**Prompt**
Copy each line that contains the word "предоставлением".

**Data excerpts**
..........
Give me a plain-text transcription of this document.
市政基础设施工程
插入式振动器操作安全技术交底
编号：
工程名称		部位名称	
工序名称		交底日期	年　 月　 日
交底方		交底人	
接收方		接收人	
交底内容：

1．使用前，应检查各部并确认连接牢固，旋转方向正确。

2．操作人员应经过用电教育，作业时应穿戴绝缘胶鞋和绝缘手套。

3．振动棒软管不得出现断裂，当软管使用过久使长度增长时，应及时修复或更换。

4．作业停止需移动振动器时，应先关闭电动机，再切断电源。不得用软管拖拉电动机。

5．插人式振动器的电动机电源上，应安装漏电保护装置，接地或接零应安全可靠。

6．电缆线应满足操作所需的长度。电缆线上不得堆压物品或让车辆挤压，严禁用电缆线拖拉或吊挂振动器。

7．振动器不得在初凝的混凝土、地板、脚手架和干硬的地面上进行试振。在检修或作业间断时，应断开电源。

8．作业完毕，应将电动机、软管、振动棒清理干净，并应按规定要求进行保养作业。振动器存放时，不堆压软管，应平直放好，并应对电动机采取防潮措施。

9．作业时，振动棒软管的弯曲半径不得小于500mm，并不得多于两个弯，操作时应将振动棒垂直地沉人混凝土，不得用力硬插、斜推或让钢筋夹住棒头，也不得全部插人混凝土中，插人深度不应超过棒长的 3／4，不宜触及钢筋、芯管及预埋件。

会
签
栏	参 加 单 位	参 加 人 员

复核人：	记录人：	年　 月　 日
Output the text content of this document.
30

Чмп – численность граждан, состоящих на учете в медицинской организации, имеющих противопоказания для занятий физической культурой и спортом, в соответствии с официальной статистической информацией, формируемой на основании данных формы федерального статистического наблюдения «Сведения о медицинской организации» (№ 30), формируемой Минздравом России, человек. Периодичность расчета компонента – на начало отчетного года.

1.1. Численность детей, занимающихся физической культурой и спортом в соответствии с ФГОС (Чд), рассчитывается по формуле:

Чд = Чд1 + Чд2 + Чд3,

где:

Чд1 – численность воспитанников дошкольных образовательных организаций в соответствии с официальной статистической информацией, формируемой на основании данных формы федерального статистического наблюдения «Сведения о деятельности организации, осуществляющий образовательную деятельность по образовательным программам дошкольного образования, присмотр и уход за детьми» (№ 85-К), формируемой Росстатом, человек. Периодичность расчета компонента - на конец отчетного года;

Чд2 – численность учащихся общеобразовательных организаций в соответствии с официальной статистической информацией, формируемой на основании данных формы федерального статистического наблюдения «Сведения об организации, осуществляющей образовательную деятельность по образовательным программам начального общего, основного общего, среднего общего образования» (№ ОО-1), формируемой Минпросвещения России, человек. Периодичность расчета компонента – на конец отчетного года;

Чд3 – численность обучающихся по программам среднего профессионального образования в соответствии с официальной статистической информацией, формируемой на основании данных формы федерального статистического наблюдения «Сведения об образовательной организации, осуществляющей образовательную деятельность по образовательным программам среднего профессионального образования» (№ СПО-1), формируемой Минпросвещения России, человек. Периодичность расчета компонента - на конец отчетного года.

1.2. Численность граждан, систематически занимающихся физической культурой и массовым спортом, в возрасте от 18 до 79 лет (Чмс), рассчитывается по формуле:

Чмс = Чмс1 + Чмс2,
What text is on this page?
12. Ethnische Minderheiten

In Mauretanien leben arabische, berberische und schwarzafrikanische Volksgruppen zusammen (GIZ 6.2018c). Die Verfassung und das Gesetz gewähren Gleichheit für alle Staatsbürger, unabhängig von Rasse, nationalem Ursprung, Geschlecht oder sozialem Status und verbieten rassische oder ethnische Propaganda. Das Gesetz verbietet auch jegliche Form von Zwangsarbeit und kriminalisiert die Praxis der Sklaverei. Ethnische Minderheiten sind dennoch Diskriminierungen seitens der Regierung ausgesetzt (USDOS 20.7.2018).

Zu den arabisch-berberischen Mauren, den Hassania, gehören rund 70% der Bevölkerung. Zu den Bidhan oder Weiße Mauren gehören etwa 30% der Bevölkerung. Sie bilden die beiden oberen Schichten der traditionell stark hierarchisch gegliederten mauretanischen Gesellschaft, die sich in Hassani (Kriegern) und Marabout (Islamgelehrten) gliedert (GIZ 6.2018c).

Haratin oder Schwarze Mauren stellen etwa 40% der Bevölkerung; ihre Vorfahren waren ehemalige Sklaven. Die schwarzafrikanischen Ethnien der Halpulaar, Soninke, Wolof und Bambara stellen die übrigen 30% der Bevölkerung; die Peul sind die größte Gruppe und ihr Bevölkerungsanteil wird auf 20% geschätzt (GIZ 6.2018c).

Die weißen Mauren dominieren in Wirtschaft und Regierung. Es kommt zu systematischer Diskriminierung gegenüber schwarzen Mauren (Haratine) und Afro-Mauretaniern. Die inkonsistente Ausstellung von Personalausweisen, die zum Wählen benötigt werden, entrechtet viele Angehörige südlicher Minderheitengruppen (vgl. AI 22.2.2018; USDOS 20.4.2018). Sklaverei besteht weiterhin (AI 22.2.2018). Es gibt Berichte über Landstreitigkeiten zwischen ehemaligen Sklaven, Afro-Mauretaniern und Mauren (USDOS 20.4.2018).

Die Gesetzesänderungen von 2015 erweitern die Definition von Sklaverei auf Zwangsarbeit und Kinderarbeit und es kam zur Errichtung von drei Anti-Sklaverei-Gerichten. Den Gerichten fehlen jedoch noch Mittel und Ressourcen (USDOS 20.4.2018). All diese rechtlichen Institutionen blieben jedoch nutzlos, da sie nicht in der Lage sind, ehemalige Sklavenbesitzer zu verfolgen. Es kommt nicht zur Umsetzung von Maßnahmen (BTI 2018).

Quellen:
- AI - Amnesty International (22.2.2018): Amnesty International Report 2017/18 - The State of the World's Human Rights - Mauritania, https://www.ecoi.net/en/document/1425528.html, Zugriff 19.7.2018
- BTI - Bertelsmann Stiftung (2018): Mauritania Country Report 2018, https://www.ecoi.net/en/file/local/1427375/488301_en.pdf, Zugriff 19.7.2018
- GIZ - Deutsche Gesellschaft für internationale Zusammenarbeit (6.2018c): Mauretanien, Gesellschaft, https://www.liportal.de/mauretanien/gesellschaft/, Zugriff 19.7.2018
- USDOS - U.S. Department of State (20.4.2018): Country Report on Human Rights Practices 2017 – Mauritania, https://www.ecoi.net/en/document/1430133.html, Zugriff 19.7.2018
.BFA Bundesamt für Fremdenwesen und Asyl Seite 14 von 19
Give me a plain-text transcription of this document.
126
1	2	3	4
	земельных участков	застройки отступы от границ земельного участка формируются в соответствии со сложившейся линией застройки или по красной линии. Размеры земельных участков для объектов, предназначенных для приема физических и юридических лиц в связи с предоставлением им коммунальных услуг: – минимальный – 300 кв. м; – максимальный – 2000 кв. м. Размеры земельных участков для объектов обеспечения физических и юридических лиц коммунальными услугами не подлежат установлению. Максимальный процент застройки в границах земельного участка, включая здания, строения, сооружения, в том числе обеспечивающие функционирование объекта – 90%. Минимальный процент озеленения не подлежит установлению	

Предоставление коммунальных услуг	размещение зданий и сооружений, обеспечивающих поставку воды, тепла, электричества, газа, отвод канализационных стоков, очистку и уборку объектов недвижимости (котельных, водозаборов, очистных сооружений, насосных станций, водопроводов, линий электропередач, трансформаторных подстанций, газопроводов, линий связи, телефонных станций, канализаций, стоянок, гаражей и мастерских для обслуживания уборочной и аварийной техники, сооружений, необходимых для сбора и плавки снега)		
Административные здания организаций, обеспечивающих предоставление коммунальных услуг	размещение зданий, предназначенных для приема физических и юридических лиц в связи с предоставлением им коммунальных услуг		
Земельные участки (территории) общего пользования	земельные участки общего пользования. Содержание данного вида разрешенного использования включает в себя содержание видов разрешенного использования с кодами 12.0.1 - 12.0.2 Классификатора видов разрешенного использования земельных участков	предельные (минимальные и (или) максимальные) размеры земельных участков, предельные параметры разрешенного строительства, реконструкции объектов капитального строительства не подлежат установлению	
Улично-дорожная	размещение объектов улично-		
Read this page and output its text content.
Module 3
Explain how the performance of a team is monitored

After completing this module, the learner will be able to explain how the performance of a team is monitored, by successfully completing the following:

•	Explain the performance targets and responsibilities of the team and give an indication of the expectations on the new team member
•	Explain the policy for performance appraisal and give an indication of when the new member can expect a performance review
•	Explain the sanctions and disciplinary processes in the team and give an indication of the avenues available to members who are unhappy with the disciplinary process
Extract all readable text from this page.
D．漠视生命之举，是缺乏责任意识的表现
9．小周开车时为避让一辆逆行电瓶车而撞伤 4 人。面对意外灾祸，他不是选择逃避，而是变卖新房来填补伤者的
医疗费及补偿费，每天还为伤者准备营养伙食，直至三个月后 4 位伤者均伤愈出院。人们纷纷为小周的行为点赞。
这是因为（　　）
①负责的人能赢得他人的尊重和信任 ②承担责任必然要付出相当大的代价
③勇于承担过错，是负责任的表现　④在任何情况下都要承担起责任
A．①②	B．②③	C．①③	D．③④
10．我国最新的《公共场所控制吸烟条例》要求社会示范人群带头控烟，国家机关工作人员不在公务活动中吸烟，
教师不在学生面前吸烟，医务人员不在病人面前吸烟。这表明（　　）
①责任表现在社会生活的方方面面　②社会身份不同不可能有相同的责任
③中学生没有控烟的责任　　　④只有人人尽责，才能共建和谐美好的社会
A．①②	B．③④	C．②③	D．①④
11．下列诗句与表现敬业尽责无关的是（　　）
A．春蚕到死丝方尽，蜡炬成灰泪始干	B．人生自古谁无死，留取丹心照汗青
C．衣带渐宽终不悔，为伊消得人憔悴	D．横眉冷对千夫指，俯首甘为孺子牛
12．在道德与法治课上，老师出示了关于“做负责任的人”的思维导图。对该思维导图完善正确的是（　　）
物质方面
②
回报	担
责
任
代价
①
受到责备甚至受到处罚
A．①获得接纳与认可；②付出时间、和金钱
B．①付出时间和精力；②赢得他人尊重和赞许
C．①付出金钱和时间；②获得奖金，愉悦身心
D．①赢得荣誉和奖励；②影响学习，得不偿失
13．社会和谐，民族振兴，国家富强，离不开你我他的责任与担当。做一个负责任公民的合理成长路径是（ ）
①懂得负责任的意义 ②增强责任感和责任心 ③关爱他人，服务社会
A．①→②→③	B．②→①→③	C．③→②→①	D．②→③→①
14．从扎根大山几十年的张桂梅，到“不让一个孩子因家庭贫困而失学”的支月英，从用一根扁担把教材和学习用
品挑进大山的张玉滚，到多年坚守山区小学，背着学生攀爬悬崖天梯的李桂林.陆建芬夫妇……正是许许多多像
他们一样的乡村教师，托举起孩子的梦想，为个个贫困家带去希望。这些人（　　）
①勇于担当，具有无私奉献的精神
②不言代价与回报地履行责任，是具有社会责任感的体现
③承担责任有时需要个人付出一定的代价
..........
**Answer to this task**
	земельных участков	застройки отступы от границ земельного участка формируются в соответствии со сложившейся линией застройки или по красной линии. Размеры земельных участков для объектов, предназначенных для приема физических и юридических лиц в связи с предоставлением им коммунальных услуг: – минимальный – 300 кв. м; – максимальный – 2000 кв. м. Размеры земельных участков для объектов обеспечения физических и юридических лиц коммунальными услугами не подлежат установлению. Максимальный процент застройки в границах земельного участка, включая здания, строения, сооружения, в том числе обеспечивающие функционирование объекта – 90%. Минимальный процент озеленения не подлежит установлению	
Административные здания организаций, обеспечивающих предоставление коммунальных услуг	размещение зданий, предназначенных для приема физических и юридических лиц в связи с предоставлением им коммунальных услуг		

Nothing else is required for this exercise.